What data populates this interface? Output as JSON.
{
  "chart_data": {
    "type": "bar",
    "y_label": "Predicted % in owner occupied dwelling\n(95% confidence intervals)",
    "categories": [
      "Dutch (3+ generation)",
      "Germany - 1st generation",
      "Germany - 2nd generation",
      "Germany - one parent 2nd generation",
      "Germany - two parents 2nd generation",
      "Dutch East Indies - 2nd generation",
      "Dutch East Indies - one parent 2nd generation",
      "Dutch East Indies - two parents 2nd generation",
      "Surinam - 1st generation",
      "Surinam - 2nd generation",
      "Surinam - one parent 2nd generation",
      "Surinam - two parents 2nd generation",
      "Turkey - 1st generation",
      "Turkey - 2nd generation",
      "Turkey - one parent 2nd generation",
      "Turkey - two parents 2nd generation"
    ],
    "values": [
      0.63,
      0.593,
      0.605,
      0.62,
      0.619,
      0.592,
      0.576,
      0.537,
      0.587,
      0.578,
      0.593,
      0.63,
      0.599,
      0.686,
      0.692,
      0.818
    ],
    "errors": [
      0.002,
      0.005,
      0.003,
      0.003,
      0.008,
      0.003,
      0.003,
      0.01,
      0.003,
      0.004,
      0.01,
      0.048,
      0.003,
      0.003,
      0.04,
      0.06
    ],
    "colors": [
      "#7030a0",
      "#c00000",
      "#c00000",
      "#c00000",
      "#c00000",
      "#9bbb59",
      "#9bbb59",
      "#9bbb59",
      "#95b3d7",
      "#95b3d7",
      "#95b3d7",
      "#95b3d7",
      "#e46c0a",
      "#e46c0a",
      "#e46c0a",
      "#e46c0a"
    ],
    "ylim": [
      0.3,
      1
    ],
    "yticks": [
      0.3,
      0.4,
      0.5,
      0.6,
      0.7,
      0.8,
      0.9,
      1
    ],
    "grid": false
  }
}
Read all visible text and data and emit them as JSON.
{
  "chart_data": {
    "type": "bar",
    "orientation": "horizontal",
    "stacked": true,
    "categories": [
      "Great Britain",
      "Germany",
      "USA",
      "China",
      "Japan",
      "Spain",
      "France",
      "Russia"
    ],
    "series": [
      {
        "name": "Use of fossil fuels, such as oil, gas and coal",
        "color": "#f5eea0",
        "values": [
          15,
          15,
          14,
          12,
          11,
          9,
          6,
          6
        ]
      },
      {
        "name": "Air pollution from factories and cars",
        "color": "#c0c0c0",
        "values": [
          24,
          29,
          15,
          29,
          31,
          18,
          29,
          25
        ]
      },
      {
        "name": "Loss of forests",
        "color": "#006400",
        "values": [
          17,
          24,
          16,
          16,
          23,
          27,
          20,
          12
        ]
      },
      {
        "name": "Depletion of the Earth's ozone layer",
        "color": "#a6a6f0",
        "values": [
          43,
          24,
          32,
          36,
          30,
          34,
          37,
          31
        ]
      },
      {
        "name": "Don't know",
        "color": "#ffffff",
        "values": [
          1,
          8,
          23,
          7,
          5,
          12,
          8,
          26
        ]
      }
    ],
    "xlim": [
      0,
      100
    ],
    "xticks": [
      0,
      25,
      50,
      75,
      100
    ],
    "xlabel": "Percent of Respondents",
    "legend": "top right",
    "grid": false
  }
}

§ To do
Extract the full set of entries word for word.

§ Output
What data populates this interface? Output as JSON.
{
  "chart_data": {
    "type": "bar",
    "y_label": "Predicted % in owner occupied dwelling\n(95% confidence intervals)",
    "categories": [
      "Dutch (3+ generation)",
      "Germany - 1st generation",
      "Germany - 2nd generation",
      "Germany - one parent 2nd generation",
      "Germany - two parents 2nd generation",
      "Dutch East Indies - 2nd generation",
      "Dutch East Indies - one parent 2nd generation",
      "Dutch East Indies - two parents 2nd generation",
      "Surinam - 1st generation",
      "Surinam - 2nd generation",
      "Surinam - one parent 2nd generation",
      "Surinam - two parents 2nd generation",
      "Turkey - 1st generation",
      "Turkey - 2nd generation",
      "Turkey - one parent 2nd generation",
      "Turkey - two parents 2nd generation"
    ],
    "values": [
      0.63,
      0.593,
      0.605,
      0.62,
      0.619,
      0.592,
      0.576,
      0.537,
      0.587,
      0.578,
      0.593,
      0.63,
      0.599,
      0.686,
      0.692,
      0.818
    ],
    "errors": [
      0.002,
      0.005,
      0.003,
      0.003,
      0.008,
      0.003,
      0.003,
      0.01,
      0.003,
      0.004,
      0.01,
      0.048,
      0.003,
      0.003,
      0.04,
      0.06
    ],
    "colors": [
      "#7030a0",
      "#c00000",
      "#c00000",
      "#c00000",
      "#c00000",
      "#9bbb59",
      "#9bbb59",
      "#9bbb59",
      "#95b3d7",
      "#95b3d7",
      "#95b3d7",
      "#95b3d7",
      "#e46c0a",
      "#e46c0a",
      "#e46c0a",
      "#e46c0a"
    ],
    "ylim": [
      0.3,
      1
    ],
    "yticks": [
      0.3,
      0.4,
      0.5,
      0.6,
      0.7,
      0.8,
      0.9,
      1
    ],
    "grid": false
  }
}
Read all visible text and data and emit them as JSON.
{
  "chart_data": {
    "type": "bar",
    "orientation": "horizontal",
    "stacked": true,
    "categories": [
      "Great Britain",
      "Germany",
      "USA",
      "China",
      "Japan",
      "Spain",
      "France",
      "Russia"
    ],
    "series": [
      {
        "name": "Use of fossil fuels, such as oil, gas and coal",
        "color": "#f5eea0",
        "values": [
          15,
          15,
          14,
          12,
          11,
          9,
          6,
          6
        ]
      },
      {
        "name": "Air pollution from factories and cars",
        "color": "#c0c0c0",
        "values": [
          24,
          29,
          15,
          29,
          31,
          18,
          29,
          25
        ]
      },
      {
        "name": "Loss of forests",
        "color": "#006400",
        "values": [
          17,
          24,
          16,
          16,
          23,
          27,
          20,
          12
        ]
      },
      {
        "name": "Depletion of the Earth's ozone layer",
        "color": "#a6a6f0",
        "values": [
          43,
          24,
          32,
          36,
          30,
          34,
          37,
          31
        ]
      },
      {
        "name": "Don't know",
        "color": "#ffffff",
        "values": [
          1,
          8,
          23,
          7,
          5,
          12,
          8,
          26
        ]
      }
    ],
    "xlim": [
      0,
      100
    ],
    "xticks": [
      0,
      25,
      50,
      75,
      100
    ],
    "xlabel": "Percent of Respondents",
    "legend": "top right",
    "grid": false
  }
}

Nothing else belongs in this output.